====== Dataset entries

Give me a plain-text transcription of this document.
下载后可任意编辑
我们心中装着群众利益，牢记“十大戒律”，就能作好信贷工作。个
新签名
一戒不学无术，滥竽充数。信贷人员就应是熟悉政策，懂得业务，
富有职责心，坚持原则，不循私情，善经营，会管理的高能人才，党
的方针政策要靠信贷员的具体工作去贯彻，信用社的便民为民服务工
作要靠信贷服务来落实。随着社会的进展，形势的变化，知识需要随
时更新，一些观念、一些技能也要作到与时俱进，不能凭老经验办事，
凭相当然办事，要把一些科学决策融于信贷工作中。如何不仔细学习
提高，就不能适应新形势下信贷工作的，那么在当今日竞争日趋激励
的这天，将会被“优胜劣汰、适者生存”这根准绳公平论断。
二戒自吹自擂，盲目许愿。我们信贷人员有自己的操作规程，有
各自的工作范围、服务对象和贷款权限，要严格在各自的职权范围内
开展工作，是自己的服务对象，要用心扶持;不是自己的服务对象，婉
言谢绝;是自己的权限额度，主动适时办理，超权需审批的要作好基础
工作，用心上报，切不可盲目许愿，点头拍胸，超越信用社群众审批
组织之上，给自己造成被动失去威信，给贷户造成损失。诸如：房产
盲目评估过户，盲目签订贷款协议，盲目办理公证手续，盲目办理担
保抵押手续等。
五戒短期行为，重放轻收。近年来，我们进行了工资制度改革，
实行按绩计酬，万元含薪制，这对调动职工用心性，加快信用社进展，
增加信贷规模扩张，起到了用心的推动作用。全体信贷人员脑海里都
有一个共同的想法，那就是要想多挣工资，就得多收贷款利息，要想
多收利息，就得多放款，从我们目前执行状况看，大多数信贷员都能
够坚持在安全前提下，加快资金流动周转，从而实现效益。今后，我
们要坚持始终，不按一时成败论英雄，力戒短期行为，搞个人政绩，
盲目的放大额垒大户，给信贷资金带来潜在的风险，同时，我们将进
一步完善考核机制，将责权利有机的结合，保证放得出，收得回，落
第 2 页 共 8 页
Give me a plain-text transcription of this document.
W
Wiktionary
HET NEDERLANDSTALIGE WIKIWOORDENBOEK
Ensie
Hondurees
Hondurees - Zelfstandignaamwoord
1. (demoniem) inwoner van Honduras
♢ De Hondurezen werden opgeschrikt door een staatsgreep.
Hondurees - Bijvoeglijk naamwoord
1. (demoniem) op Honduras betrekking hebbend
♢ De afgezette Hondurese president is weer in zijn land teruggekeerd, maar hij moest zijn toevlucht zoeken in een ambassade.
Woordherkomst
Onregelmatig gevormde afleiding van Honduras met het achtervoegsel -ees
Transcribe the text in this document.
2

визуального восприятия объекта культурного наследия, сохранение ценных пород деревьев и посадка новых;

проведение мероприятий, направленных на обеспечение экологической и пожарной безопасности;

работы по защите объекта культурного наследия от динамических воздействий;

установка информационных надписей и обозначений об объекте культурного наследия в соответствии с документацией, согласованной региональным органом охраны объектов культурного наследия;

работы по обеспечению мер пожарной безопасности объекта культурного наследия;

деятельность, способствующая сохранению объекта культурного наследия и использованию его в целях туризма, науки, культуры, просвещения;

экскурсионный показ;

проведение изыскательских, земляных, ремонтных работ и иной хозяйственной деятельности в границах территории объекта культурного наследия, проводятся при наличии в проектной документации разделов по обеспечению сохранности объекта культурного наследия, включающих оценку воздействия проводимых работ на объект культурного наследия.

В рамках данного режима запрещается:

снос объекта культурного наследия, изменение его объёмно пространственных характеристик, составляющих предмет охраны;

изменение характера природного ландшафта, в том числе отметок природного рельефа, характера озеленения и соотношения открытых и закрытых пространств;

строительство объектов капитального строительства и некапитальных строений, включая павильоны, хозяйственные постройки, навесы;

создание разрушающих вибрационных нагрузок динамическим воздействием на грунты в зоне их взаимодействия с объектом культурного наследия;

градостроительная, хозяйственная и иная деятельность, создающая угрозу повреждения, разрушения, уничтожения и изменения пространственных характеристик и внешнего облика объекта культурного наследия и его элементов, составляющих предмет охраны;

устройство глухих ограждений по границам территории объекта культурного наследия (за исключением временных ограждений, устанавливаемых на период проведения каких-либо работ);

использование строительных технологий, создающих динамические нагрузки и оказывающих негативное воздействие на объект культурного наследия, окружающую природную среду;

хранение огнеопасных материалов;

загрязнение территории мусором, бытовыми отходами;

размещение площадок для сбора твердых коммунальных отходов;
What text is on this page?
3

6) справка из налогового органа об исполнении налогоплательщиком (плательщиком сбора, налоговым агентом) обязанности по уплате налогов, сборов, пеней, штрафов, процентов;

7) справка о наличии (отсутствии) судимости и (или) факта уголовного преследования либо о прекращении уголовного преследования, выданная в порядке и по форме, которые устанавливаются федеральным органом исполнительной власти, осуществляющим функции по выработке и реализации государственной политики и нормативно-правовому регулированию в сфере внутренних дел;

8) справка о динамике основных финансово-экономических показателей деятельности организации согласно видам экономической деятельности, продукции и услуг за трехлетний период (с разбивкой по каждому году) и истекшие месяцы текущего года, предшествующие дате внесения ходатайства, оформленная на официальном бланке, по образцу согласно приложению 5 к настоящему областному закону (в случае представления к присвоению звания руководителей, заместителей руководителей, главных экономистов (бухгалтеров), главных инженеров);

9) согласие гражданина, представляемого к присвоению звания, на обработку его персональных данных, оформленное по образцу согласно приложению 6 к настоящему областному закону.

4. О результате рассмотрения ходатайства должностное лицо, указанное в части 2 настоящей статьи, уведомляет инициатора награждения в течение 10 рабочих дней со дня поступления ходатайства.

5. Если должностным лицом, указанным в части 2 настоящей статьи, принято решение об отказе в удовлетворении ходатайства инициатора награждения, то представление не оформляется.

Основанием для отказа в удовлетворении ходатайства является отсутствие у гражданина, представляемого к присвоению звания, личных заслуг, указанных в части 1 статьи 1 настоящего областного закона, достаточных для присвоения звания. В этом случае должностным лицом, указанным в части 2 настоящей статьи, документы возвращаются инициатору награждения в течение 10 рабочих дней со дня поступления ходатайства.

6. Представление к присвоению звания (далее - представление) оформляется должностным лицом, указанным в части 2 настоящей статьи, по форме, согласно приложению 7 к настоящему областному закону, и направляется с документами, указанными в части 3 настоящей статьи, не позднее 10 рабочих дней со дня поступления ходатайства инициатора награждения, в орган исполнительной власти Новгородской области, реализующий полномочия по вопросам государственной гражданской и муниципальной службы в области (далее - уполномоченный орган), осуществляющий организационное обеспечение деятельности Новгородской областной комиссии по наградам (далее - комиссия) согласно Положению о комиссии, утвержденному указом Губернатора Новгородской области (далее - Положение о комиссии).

============

### [The problem]
Of all the lines in the entries, how many contain the word "предмет"? Give only the number.

### [Task response]
2